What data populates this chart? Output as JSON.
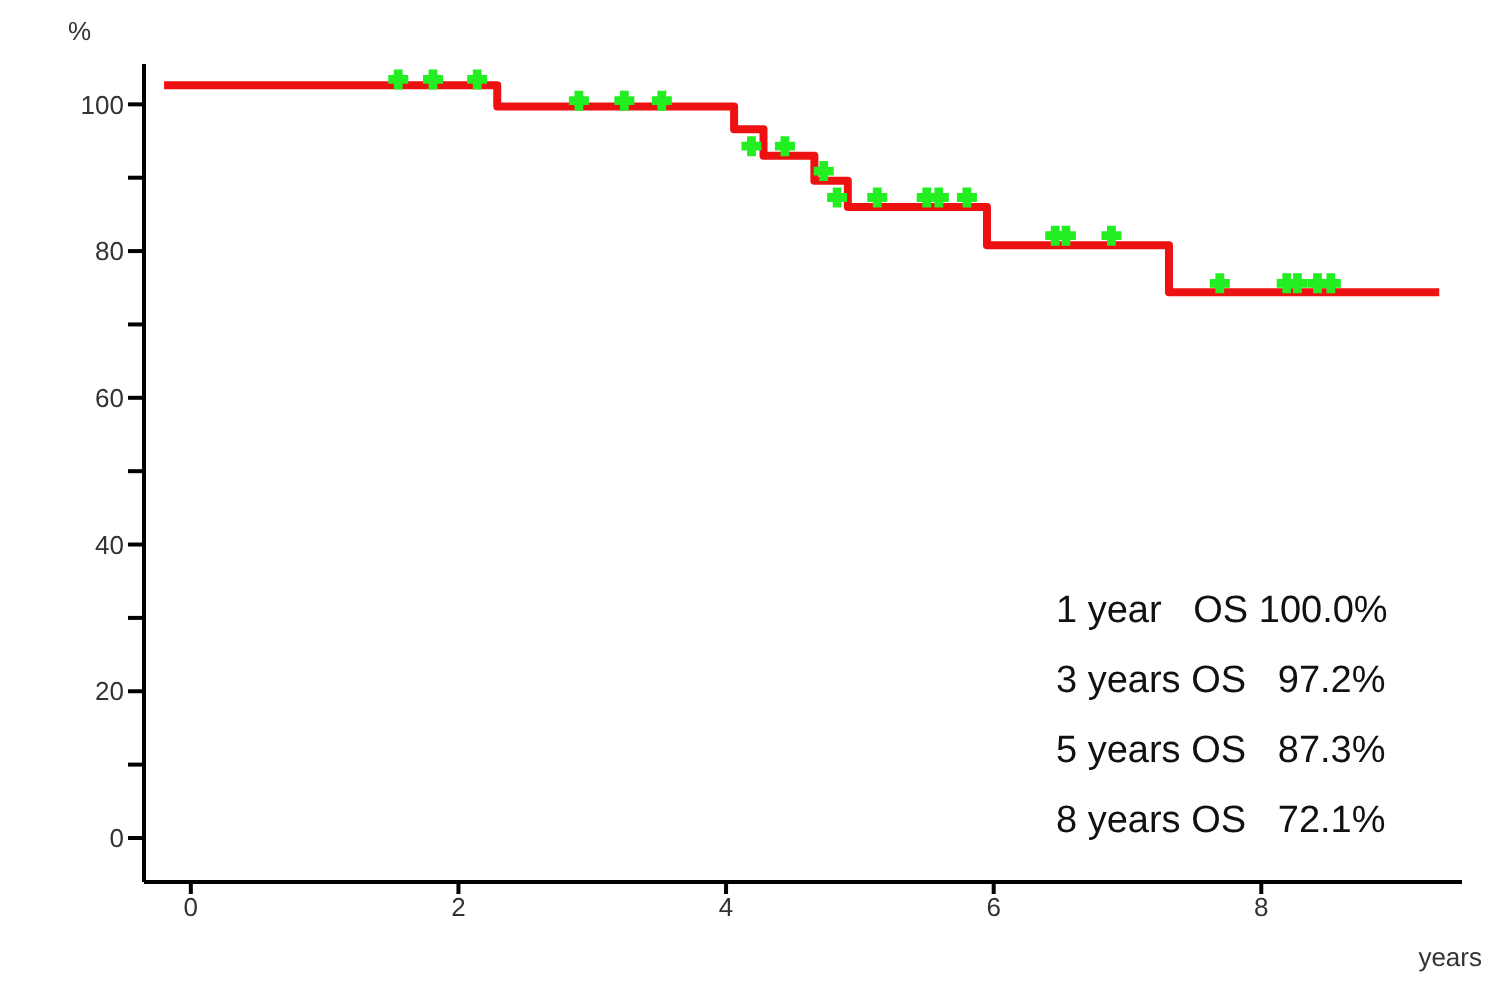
{
  "chart_data": {
    "type": "step",
    "xlabel": "years",
    "ylabel": "%",
    "xlim": [
      -0.35,
      9.5
    ],
    "xticks": [
      0,
      2,
      4,
      6,
      8
    ],
    "ylim": [
      -6,
      105.5
    ],
    "yticks": [
      0,
      {
        "value": 10,
        "label": null
      },
      20,
      {
        "value": 30,
        "label": null
      },
      40,
      {
        "value": 50,
        "label": null
      },
      60,
      {
        "value": 70,
        "label": null
      },
      80,
      {
        "value": 90,
        "label": null
      },
      100
    ],
    "series": [
      {
        "color": "#ee1111",
        "line_style": "solid",
        "marker": "none",
        "x": [
          -0.2,
          2.29,
          4.06,
          4.28,
          4.66,
          4.91,
          5.95,
          7.31,
          9.33
        ],
        "values": [
          102.6,
          99.7,
          96.6,
          93.0,
          89.6,
          86.0,
          80.8,
          74.4,
          74.4
        ]
      },
      {
        "type": "scatter",
        "color": "#22ee22",
        "marker": "cross",
        "x": [
          1.55,
          1.81,
          2.14,
          2.9,
          3.24,
          3.52,
          4.19,
          4.44,
          4.73,
          4.83,
          5.13,
          5.5,
          5.59,
          5.8,
          6.46,
          6.54,
          6.88,
          7.69,
          8.19,
          8.27,
          8.42,
          8.52
        ],
        "values": [
          103.4,
          103.4,
          103.4,
          100.5,
          100.5,
          100.5,
          94.3,
          94.3,
          90.9,
          87.3,
          87.3,
          87.3,
          87.3,
          87.3,
          82.1,
          82.1,
          82.1,
          75.6,
          75.6,
          75.6,
          75.6,
          75.6
        ]
      }
    ],
    "annotations": [
      "1 year   OS 100.0%",
      "3 years OS   97.2%",
      "5 years OS   87.3%",
      "8 years OS   72.1%"
    ],
    "grid": false
  }
}
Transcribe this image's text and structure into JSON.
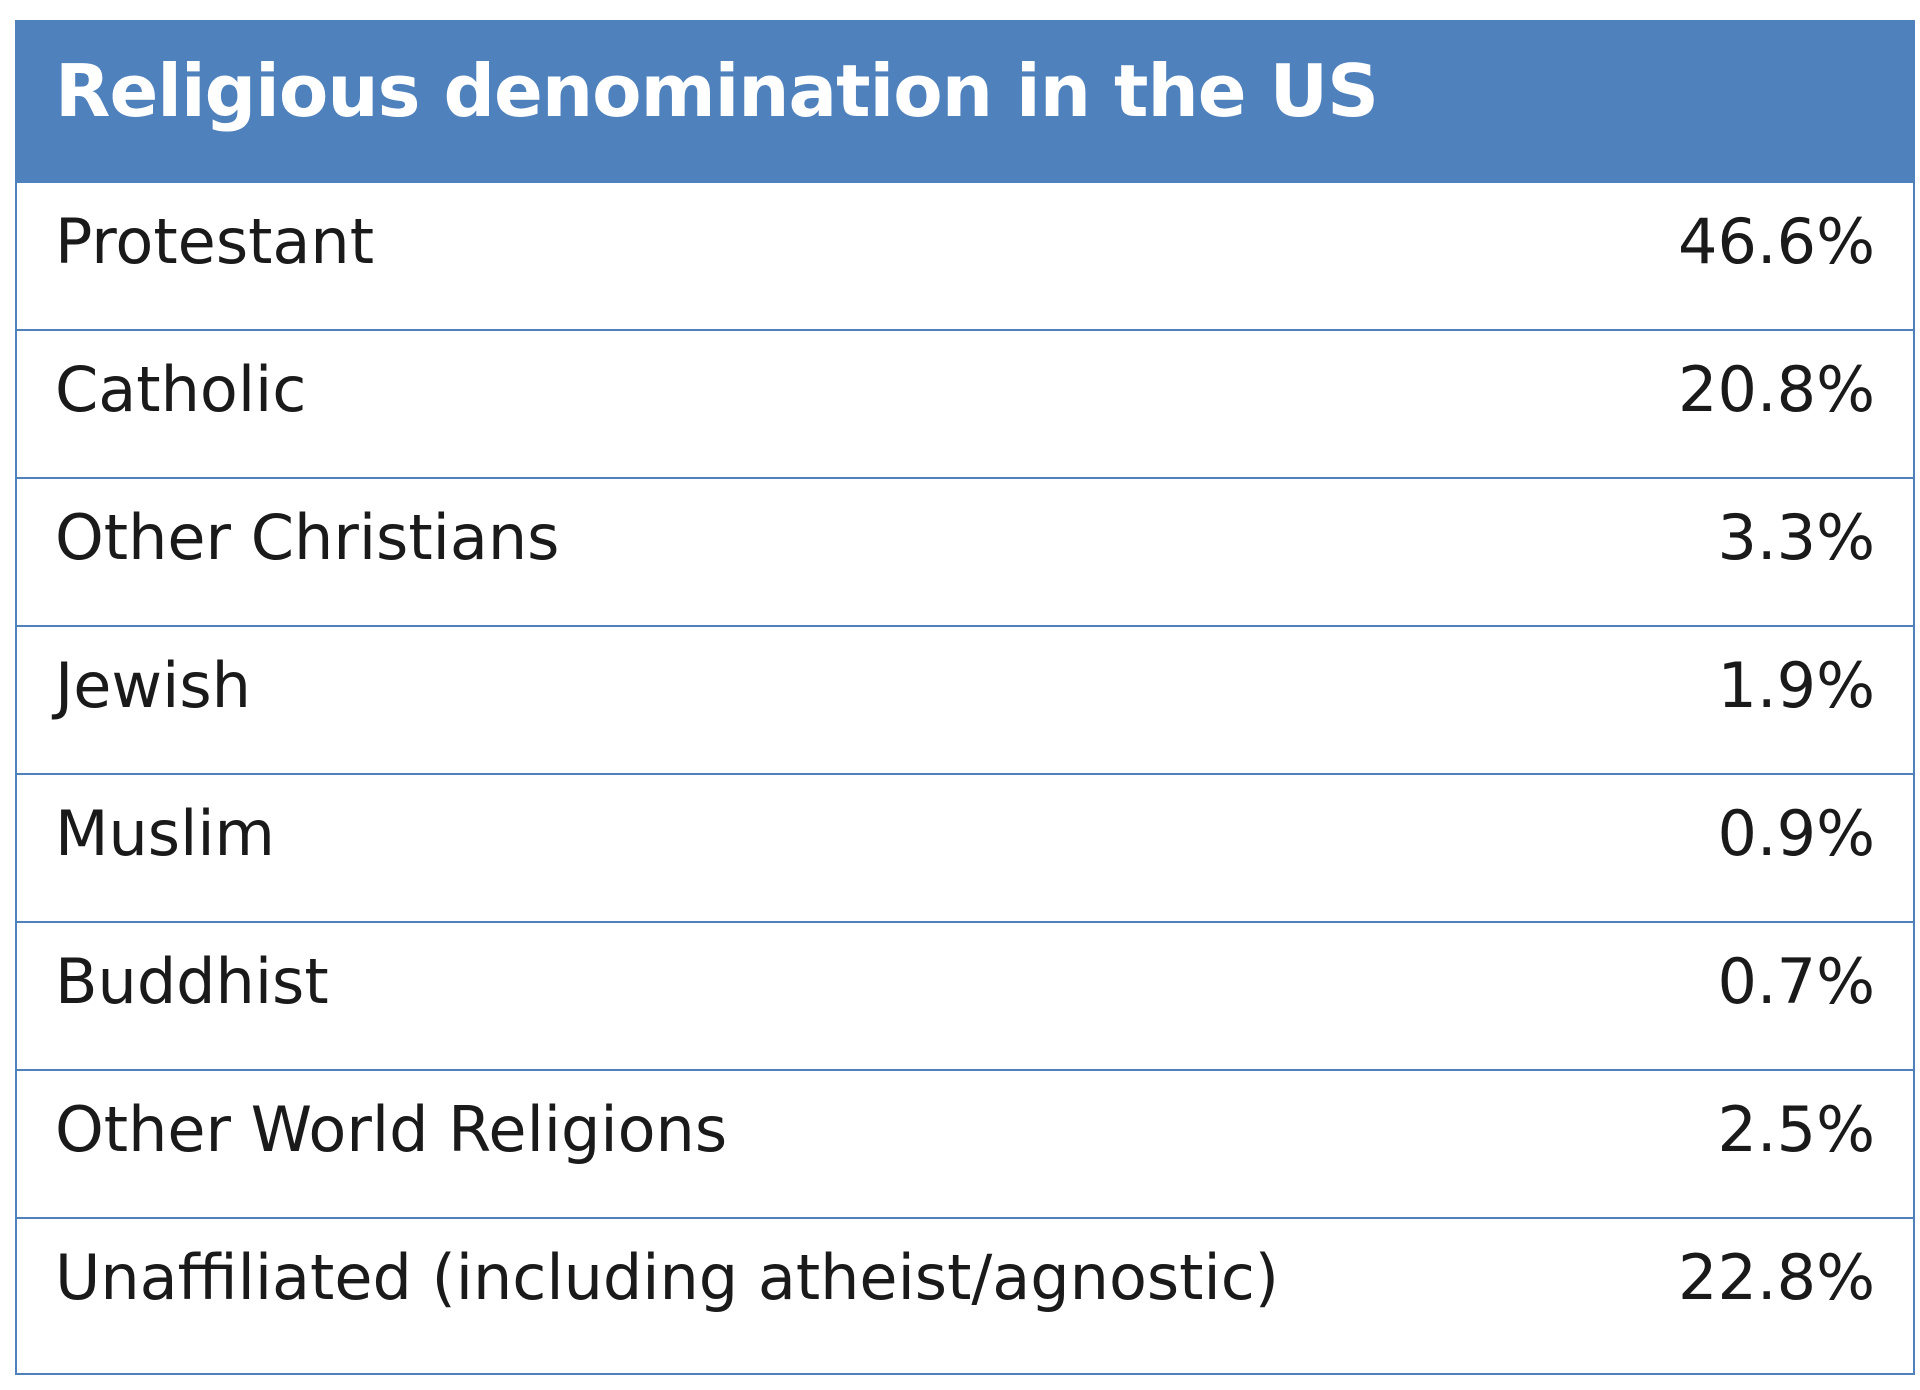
{
  "chart_data": {
    "type": "table",
    "title": "Religious denomination in the US",
    "colors": {
      "header_bg": "#4f81bd",
      "header_text": "#ffffff",
      "border": "#4f81bd",
      "cell_text": "#1a1a1a"
    },
    "rows": [
      {
        "label": "Protestant",
        "value": "46.6%"
      },
      {
        "label": "Catholic",
        "value": "20.8%"
      },
      {
        "label": "Other Christians",
        "value": "3.3%"
      },
      {
        "label": "Jewish",
        "value": "1.9%"
      },
      {
        "label": "Muslim",
        "value": "0.9%"
      },
      {
        "label": "Buddhist",
        "value": "0.7%"
      },
      {
        "label": "Other World Religions",
        "value": "2.5%"
      },
      {
        "label": "Unaffiliated (including atheist/agnostic)",
        "value": "22.8%"
      }
    ]
  }
}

**Problem details**.
Return the listing above word for word, with the pictures removed.

**Answer below**.
What data populates this chart? Output as JSON.
{
  "chart_data": {
    "type": "step",
    "xlabel": "years",
    "ylabel": "%",
    "xlim": [
      -0.35,
      9.5
    ],
    "xticks": [
      0,
      2,
      4,
      6,
      8
    ],
    "ylim": [
      -6,
      105.5
    ],
    "yticks": [
      0,
      {
        "value": 10,
        "label": null
      },
      20,
      {
        "value": 30,
        "label": null
      },
      40,
      {
        "value": 50,
        "label": null
      },
      60,
      {
        "value": 70,
        "label": null
      },
      80,
      {
        "value": 90,
        "label": null
      },
      100
    ],
    "series": [
      {
        "color": "#ee1111",
        "line_style": "solid",
        "marker": "none",
        "x": [
          -0.2,
          2.29,
          4.06,
          4.28,
          4.66,
          4.91,
          5.95,
          7.31,
          9.33
        ],
        "values": [
          102.6,
          99.7,
          96.6,
          93.0,
          89.6,
          86.0,
          80.8,
          74.4,
          74.4
        ]
      },
      {
        "type": "scatter",
        "color": "#22ee22",
        "marker": "cross",
        "x": [
          1.55,
          1.81,
          2.14,
          2.9,
          3.24,
          3.52,
          4.19,
          4.44,
          4.73,
          4.83,
          5.13,
          5.5,
          5.59,
          5.8,
          6.46,
          6.54,
          6.88,
          7.69,
          8.19,
          8.27,
          8.42,
          8.52
        ],
        "values": [
          103.4,
          103.4,
          103.4,
          100.5,
          100.5,
          100.5,
          94.3,
          94.3,
          90.9,
          87.3,
          87.3,
          87.3,
          87.3,
          87.3,
          82.1,
          82.1,
          82.1,
          75.6,
          75.6,
          75.6,
          75.6,
          75.6
        ]
      }
    ],
    "annotations": [
      "1 year   OS 100.0%",
      "3 years OS   97.2%",
      "5 years OS   87.3%",
      "8 years OS   72.1%"
    ],
    "grid": false
  }
}
Transcribe this image's text and structure into JSON.
{
  "chart_data": {
    "type": "table",
    "title": "Religious denomination in the US",
    "colors": {
      "header_bg": "#4f81bd",
      "header_text": "#ffffff",
      "border": "#4f81bd",
      "cell_text": "#1a1a1a"
    },
    "rows": [
      {
        "label": "Protestant",
        "value": "46.6%"
      },
      {
        "label": "Catholic",
        "value": "20.8%"
      },
      {
        "label": "Other Christians",
        "value": "3.3%"
      },
      {
        "label": "Jewish",
        "value": "1.9%"
      },
      {
        "label": "Muslim",
        "value": "0.9%"
      },
      {
        "label": "Buddhist",
        "value": "0.7%"
      },
      {
        "label": "Other World Religions",
        "value": "2.5%"
      },
      {
        "label": "Unaffiliated (including atheist/agnostic)",
        "value": "22.8%"
      }
    ]
  }
}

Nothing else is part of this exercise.